**Yazılı Soru 1:** Sıkıntıdan sonra gelen kurtuluşu anlatan metni üç cümleyle özetleyin.
**Yazılı Soru 2:** Sıkıntıdan sonra gelen kurtuluşu anlatan metnin devamını, son cümlesinden sonrasını yazarak getirin.

**Kaynaktan Alıntı:**
• • • • •
Hazret-i Nuh -aleyhisselâm-’ı, 950 sene sıkıntı ve iftirâlardan sonra gemiye bindirerek kurtarması, İbrahim -aleyhisselâm-’ı ateşe düşerken gül bahçesiyle karşılaması, yine onu oğlu İsmail -aleyhisselâm-’ı kurban etmek üzere ıssız bir yere götürüp yatırdıktan sonra oğluna bedel bir koç ile mükâfatlandırması, Hazret-i Mûsâ -aleyhisselâm-’ı ve kavmini denizden geçirip zâlim Firavun ve ordusunu boğarak helâk etmesi, bizim peygamberimiz Hazret-i Muhammed -sallâllâhu aleyhi ve sellem-’i mağarada örümcek ağı ve güvercin yuvasıyla felâha erdirmesi, bunun en güzel örneklerindendir.
Âyet-i kerîmede buyrulur:
“Elbette Allah, bir güçlükten sonra bir kolaylık yaratacaktır.” (et-Talak, 7)
Kurtuluşun sıkıntı ile, kolaylığın da zorluktan sonra olması Allâh’ın sırlarındandır. Asıl mükâfat ve teslimiyet, burada görülmektedir.
Bir başka âyet-i kerîmede şöyle buyrulur:
“Kim Allah’a tevekkül ederse, O ona kâfidir.” (et-Talak, 3)
Mâlik el-Eşcâî -radıyallâhu anh- Hazret-i Peygamber’e geldi ve:
“–Oğlum Avf esir alındı.” dedi. Peygamber Efendimiz:
“–Oğluna, Rasûlullah -sallâllâhu aleyhi ve sellem- sana, «Lâ havle velâ kuvvete illâ billâh» sözünü çokça söylemeni emrediyor, diye haber sal.” buyurdu.
• • • • •
**Verilen Kayıtlar:**
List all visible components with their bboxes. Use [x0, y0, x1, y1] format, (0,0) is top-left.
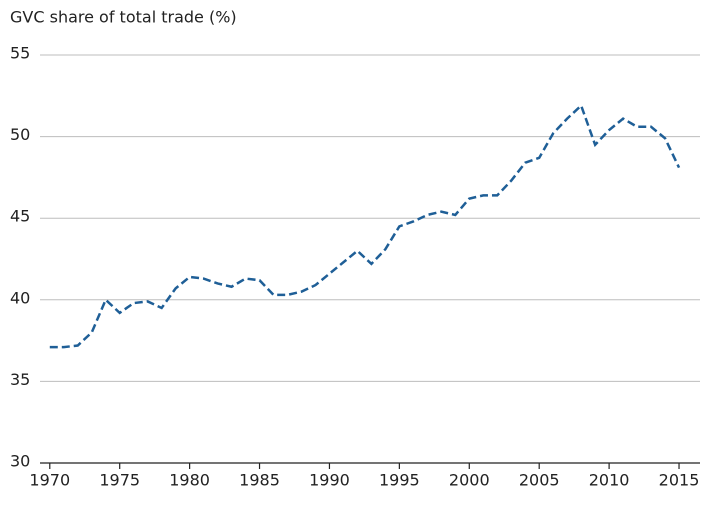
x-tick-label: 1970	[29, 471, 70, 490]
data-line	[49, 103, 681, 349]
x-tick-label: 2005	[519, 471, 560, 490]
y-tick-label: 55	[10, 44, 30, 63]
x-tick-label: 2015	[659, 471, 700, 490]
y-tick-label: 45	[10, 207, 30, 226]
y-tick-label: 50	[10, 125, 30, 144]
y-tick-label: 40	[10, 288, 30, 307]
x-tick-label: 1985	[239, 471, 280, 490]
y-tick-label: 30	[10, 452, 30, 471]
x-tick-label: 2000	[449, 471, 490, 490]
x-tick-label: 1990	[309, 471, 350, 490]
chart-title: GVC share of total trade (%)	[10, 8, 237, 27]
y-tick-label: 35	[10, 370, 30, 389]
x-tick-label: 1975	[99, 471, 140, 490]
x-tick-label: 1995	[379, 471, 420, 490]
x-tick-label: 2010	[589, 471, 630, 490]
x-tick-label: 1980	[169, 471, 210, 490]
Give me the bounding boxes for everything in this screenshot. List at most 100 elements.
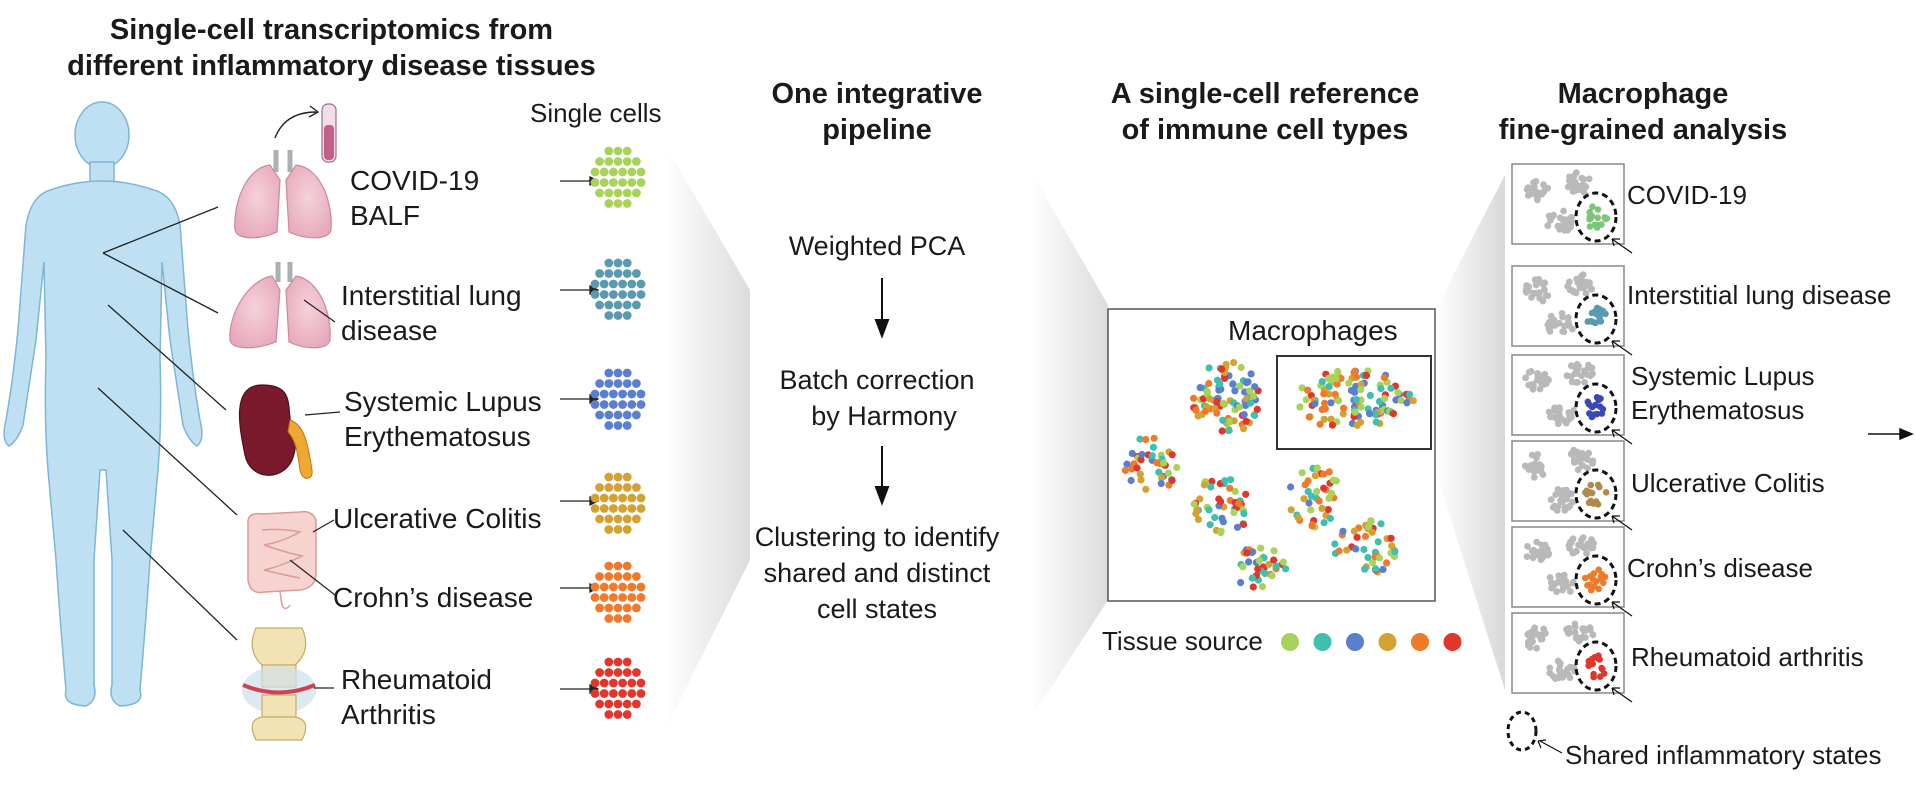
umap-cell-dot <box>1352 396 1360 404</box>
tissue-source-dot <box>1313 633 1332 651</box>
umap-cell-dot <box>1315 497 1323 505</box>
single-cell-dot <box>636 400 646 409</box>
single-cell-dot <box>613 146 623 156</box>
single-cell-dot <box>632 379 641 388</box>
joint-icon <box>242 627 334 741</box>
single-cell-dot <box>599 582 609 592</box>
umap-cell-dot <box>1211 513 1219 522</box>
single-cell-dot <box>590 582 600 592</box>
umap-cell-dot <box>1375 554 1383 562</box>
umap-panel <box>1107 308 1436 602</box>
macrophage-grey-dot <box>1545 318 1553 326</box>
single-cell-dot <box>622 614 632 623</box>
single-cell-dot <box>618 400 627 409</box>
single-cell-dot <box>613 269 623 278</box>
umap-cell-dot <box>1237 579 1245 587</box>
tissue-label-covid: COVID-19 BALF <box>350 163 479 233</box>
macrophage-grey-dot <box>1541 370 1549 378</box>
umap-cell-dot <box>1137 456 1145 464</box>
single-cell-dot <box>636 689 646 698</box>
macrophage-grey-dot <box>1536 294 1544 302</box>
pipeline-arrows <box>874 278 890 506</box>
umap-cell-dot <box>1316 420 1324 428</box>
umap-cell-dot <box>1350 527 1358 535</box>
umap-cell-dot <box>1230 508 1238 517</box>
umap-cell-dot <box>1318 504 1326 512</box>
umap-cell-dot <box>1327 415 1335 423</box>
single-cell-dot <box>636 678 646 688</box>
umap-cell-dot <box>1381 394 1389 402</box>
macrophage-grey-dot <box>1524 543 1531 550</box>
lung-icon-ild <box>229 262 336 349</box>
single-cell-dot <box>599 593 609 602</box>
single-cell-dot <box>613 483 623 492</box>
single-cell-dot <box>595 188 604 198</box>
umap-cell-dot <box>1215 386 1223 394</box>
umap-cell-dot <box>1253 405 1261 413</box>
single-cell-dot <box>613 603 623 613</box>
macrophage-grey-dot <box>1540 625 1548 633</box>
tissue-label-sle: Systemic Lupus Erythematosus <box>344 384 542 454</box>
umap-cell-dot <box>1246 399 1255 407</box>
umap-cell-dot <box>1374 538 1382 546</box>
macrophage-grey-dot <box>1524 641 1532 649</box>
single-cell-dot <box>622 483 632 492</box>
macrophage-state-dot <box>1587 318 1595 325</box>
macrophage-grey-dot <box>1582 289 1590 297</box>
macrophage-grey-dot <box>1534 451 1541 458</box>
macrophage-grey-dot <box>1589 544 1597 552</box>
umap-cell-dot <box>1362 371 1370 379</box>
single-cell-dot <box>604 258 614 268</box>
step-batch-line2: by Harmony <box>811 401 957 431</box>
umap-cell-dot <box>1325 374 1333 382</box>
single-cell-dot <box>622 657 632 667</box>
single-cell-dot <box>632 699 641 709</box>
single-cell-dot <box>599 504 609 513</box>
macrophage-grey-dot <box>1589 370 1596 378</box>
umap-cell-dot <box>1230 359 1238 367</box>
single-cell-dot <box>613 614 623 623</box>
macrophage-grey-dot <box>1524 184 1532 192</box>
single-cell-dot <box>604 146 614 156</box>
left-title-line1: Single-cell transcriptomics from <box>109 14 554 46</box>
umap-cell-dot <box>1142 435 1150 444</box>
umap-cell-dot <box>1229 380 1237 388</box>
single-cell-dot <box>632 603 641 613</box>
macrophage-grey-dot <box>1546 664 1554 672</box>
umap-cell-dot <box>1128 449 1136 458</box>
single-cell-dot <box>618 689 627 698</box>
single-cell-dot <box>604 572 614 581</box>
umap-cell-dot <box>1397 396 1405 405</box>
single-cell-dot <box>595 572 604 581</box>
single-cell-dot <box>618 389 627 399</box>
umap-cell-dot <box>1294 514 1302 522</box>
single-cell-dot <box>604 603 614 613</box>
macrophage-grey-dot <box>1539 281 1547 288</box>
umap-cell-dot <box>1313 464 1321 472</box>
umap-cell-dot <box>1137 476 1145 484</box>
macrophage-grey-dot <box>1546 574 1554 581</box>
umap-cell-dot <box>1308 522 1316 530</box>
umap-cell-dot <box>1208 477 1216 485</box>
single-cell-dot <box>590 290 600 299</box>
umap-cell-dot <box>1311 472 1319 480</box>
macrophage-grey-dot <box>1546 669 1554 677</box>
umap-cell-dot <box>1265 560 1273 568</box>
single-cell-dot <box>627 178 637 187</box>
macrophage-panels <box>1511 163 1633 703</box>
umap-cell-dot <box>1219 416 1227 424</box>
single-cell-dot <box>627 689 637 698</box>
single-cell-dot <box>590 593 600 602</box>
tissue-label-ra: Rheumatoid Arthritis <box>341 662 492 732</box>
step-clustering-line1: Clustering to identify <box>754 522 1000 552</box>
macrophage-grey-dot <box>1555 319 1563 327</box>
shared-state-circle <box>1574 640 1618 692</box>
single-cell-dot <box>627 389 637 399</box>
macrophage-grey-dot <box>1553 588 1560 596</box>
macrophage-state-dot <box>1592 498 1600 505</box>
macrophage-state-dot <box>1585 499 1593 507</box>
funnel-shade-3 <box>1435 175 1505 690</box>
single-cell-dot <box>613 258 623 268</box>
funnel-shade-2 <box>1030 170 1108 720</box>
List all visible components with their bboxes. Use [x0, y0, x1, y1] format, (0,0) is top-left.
• • • • •
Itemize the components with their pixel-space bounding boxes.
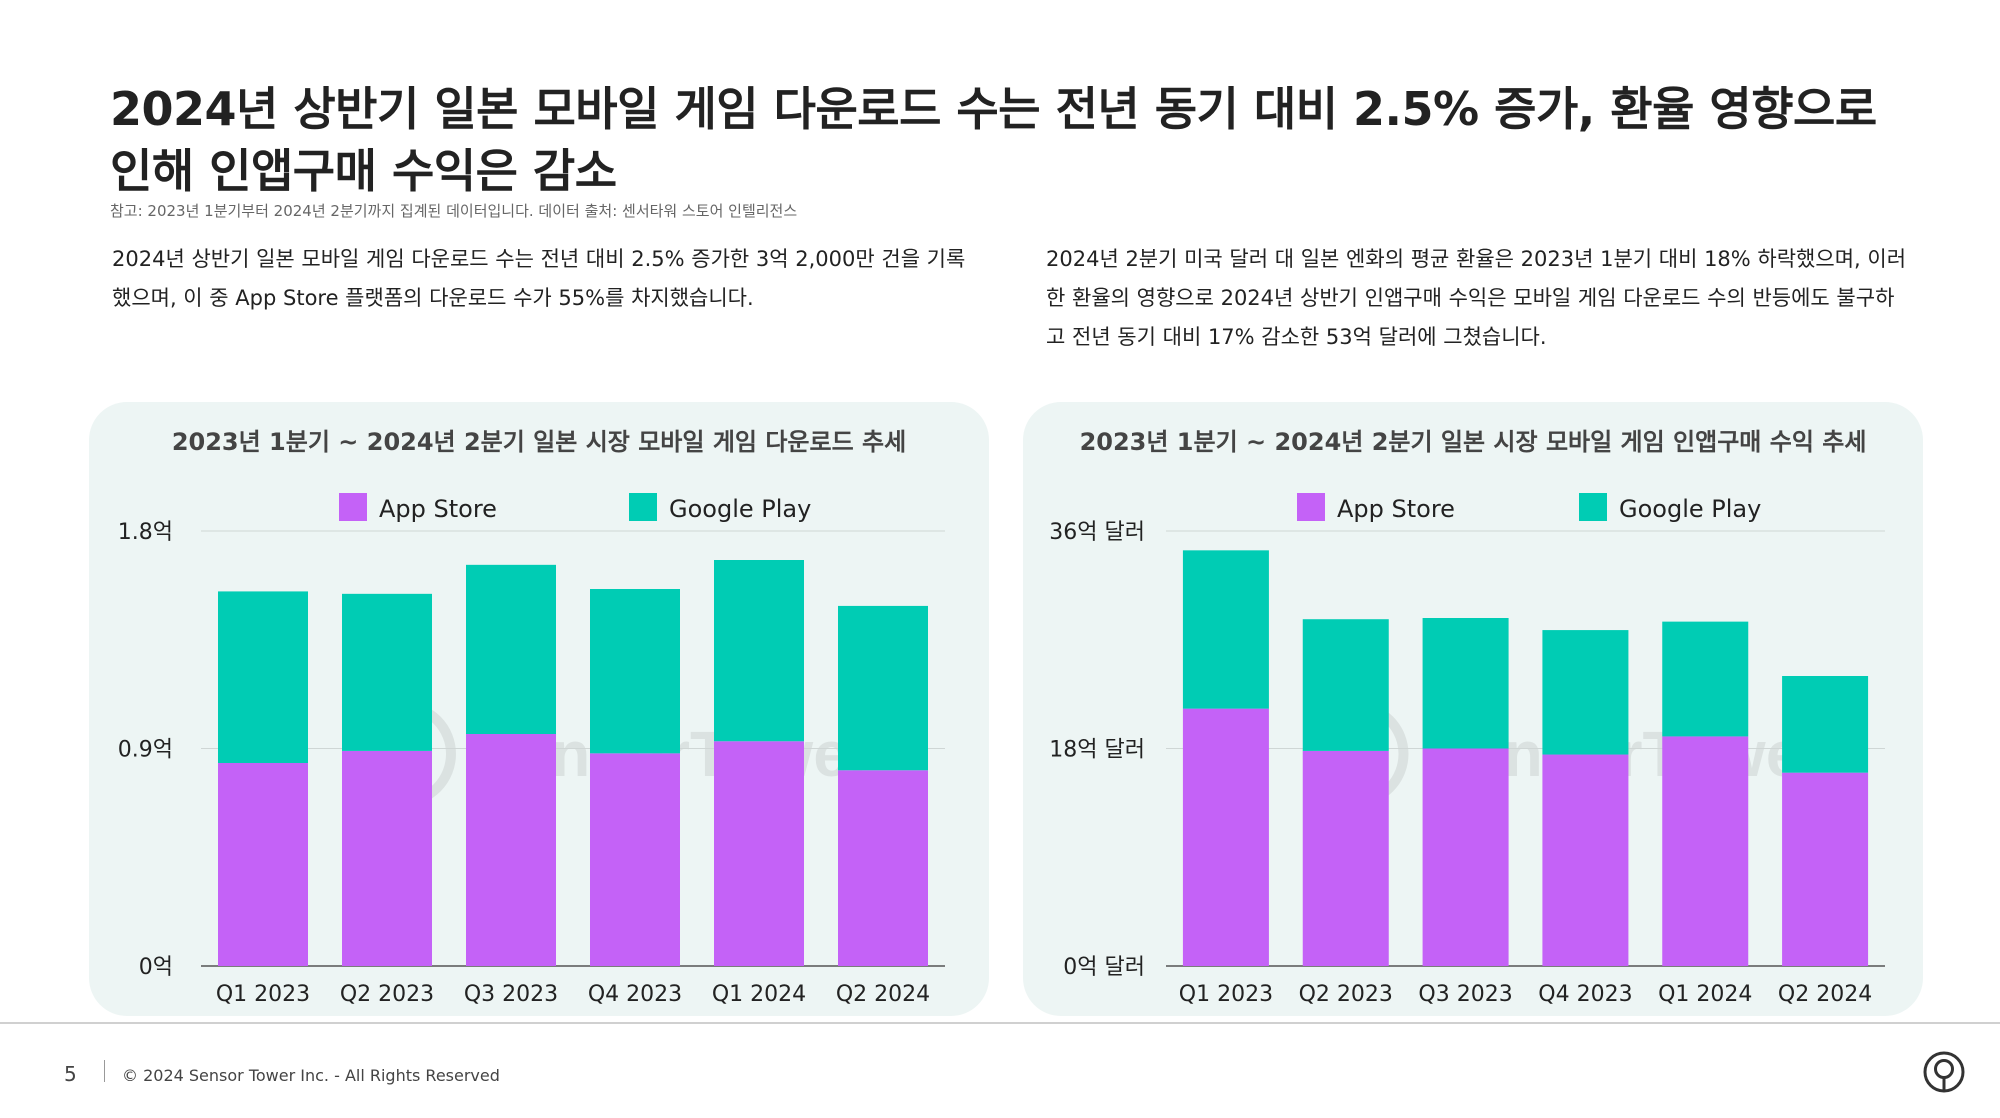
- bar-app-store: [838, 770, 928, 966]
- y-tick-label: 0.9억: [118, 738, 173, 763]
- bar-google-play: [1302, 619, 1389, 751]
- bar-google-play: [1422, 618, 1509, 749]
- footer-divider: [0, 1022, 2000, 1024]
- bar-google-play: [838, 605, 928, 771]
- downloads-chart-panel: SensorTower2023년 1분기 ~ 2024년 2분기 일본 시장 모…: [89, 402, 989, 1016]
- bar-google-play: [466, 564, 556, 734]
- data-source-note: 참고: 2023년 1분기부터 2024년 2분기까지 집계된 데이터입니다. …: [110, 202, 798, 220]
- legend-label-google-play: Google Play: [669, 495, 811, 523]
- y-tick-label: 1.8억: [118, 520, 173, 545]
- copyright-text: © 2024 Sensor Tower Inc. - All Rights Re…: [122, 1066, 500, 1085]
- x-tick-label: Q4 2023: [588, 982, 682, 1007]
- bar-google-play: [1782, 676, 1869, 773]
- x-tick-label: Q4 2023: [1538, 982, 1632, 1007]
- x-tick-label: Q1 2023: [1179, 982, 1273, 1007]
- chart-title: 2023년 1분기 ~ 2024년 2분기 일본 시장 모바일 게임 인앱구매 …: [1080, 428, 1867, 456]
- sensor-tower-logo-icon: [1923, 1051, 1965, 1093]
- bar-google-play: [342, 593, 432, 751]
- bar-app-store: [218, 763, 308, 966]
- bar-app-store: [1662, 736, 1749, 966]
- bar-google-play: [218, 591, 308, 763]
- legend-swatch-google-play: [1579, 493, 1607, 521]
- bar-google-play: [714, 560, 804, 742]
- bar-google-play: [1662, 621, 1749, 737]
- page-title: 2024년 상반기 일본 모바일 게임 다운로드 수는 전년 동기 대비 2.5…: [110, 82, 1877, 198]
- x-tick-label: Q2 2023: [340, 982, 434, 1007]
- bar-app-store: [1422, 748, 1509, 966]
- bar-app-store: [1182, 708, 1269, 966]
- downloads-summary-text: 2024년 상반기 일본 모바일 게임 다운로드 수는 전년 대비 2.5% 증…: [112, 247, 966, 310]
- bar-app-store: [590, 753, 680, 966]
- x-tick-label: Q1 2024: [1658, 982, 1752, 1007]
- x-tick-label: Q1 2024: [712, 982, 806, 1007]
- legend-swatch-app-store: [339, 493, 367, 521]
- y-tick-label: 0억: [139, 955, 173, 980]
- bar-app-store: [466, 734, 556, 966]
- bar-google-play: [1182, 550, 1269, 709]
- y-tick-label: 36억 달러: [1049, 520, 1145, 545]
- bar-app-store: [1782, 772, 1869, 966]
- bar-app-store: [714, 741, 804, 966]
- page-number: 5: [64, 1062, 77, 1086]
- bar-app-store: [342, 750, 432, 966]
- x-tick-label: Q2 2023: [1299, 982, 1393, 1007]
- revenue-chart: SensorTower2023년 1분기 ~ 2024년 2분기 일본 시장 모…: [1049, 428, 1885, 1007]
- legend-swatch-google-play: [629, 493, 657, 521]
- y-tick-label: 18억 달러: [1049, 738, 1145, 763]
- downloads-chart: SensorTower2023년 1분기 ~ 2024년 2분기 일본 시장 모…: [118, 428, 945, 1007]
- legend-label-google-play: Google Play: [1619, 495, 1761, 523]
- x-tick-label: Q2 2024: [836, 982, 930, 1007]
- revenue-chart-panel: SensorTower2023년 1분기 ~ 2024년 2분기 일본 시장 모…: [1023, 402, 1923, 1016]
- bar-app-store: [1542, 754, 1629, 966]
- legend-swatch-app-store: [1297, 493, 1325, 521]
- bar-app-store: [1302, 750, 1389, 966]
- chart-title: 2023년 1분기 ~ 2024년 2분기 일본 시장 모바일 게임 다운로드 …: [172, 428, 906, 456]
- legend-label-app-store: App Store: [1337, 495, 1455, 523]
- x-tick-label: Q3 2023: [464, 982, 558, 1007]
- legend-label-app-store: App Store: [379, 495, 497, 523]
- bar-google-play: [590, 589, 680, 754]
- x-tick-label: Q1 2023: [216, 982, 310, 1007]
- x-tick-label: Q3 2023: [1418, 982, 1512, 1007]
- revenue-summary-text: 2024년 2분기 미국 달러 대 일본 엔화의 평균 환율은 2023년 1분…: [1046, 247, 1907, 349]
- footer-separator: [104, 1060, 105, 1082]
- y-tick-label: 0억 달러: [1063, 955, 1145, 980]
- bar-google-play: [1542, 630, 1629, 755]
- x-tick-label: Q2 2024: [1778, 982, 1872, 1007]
• • • • •
**Alıştırma Cevabı 1:** Metin, Allah'ın Nuh'u gemiyle, İbrahim'i ateşten, Mûsâ'yı ve kavmini denizden, Hz. Muhammed'i de mağarada kurtarmasını örnek olarak sayar ve güçlükten sonra kolaylık yaratılacağını bildiren âyeti aktarır. Kurtuluşun sıkıntıyla, kolaylığın da zorluktan sonra gelmesinin Allah'ın sırlarından olduğunu belirtir ve Allah'a tevekkül edene O'nun yeteceğini bildiren âyete yer verir. Son olarak, oğlu Avf esir alınan Mâlik el-Eşcâî'ye Peygamber'in, oğluna «Lâ havle velâ kuvvete illâ billâh» sözünü çokça söylemesi emrini iletmesini söylediğini anlatır.

**Alıştırma Cevabı 2:**
Elçi, gelip ona durumu bildirdi. Avf, secdeye kapanıp, «Lâ havle velâ kuvvete illâ billâh» demeye başladı. Kendisini yay kirişi ile bağlamışlardı, bağı çözülüp düştü. Bağlı olduğu yerden çıktı, orada bir deve gördü ve üzerine bindi. Deveyi bir yöne doğru sürmeye başladı. Birden bire kendisini bağlayanların develerinin bulunduğu alanda buldu. Onlara bir sayha attı, develerin hepsi birden peşine düştüler. Avf, ebeveyninin huzuruna ansızın çıkmadı, onlara kapıdan seslendi. Babası:
“–Kâbe’nin Rabbine yemin ederim ki, bu Avf’tır!..” dedi. Bu söz üzerine annesi;
“–Esefler olsun! Avf şu anda esir ve deri bağlar altında acı çekmektedir.” dedi.
Babası ile hizmetçileri kapıya doğru koştular. Bir de baktılar ki, Avf, evin bahçesini develerle doldurmuş. Sonra başından geçenleri ve develerin durumunu babasına anlattı. Bu hâl üzerine babası, Rasûlullah -sallâllâhu aleyhi ve sellem-’e geldi ve Avf’ın durumunu anlattı. Bunun üzerine Peygamber Efendimiz -sallâllâhu aleyhi ve sellem- şöyle buyurdu:
“O develere, daha önce kendi develerine ne yapıyor idiysen, arzu ettiğin her şeyi yapabilirsin.”
Bu hâl üzerine Cenâb-ı Hak:
“Kim Allah’tan hakkıyla korkarsa, Allah bir çıkış yolu ihsân eder ve ona beklemediği yerden rızık verir. Kim Allâh’a güvenirse, O, ona yeter” (et-Talak, 2-3) âyetini indirdi. (İbn-i Kesîr, VIII/183)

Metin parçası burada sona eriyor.